Quote the material below word for word, starting at its first line and ending with the line that contains "- FancyBboxPatch shape: [583, 229, 612, 294]", including both of those lines and nothing after them.

------------------------------------------------------------

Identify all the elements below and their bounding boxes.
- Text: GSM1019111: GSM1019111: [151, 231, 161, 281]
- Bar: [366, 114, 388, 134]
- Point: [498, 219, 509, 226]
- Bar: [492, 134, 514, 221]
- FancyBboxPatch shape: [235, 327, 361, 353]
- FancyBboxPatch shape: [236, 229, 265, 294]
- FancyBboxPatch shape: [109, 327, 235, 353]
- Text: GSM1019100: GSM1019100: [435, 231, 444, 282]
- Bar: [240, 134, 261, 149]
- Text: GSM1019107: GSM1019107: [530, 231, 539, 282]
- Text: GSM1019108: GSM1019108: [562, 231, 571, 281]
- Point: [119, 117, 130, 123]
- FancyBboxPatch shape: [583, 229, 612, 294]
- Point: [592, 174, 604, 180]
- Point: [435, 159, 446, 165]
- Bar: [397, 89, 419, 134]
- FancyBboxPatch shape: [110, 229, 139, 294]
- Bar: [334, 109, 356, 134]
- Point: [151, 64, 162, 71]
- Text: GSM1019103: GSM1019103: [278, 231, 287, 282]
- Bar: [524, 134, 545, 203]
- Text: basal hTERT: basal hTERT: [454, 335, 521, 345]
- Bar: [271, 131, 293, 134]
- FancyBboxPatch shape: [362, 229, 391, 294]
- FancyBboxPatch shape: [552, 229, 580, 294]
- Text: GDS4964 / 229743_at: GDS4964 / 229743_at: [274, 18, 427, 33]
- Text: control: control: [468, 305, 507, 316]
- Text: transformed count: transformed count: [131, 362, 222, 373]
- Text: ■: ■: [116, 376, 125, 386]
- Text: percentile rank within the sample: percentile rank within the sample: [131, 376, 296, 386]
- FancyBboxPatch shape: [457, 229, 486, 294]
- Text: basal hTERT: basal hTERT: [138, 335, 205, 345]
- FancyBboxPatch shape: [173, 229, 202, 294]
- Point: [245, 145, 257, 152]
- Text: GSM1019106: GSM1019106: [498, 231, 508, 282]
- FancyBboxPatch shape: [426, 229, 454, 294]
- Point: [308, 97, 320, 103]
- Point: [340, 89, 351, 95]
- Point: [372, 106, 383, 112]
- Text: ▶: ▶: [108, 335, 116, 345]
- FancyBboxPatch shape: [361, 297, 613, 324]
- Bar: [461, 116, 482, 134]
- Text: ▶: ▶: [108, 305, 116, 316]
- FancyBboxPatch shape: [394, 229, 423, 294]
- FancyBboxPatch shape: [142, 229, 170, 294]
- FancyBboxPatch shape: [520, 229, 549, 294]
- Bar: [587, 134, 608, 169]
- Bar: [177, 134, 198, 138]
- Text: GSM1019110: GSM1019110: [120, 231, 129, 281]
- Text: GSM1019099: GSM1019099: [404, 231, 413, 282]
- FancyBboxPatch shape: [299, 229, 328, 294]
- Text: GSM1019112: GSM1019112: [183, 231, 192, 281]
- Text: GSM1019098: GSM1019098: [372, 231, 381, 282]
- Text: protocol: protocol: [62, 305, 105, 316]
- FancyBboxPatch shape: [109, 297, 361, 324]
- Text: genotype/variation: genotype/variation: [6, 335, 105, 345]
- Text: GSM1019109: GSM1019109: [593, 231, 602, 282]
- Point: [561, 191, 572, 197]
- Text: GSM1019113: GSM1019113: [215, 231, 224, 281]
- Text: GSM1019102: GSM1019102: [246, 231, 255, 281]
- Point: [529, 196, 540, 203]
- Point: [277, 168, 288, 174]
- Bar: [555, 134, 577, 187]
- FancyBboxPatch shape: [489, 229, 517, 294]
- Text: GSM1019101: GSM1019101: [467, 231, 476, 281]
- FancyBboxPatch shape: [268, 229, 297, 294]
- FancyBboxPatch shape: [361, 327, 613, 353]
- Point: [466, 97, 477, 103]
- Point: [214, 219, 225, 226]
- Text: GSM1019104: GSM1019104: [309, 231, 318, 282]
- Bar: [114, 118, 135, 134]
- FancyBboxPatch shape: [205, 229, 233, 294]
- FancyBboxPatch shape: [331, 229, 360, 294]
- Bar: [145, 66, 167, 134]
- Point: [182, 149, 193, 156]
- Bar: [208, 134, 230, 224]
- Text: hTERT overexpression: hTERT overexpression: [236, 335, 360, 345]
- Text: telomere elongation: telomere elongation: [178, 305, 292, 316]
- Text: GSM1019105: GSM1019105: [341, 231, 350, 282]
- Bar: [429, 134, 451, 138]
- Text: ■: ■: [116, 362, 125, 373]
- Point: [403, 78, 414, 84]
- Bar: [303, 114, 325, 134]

------------------------------------------------------------

=== WRITTEN ANSWER ===
Identify all the elements below and their bounding boxes.
- Text: GSM1019111: GSM1019111: [151, 231, 161, 281]
- Bar: [366, 114, 388, 134]
- Point: [498, 219, 509, 226]
- Bar: [492, 134, 514, 221]
- FancyBboxPatch shape: [235, 327, 361, 353]
- FancyBboxPatch shape: [236, 229, 265, 294]
- FancyBboxPatch shape: [109, 327, 235, 353]
- Text: GSM1019100: GSM1019100: [435, 231, 444, 282]
- Bar: [240, 134, 261, 149]
- Text: GSM1019107: GSM1019107: [530, 231, 539, 282]
- Text: GSM1019108: GSM1019108: [562, 231, 571, 281]
- Point: [119, 117, 130, 123]
- FancyBboxPatch shape: [583, 229, 612, 294]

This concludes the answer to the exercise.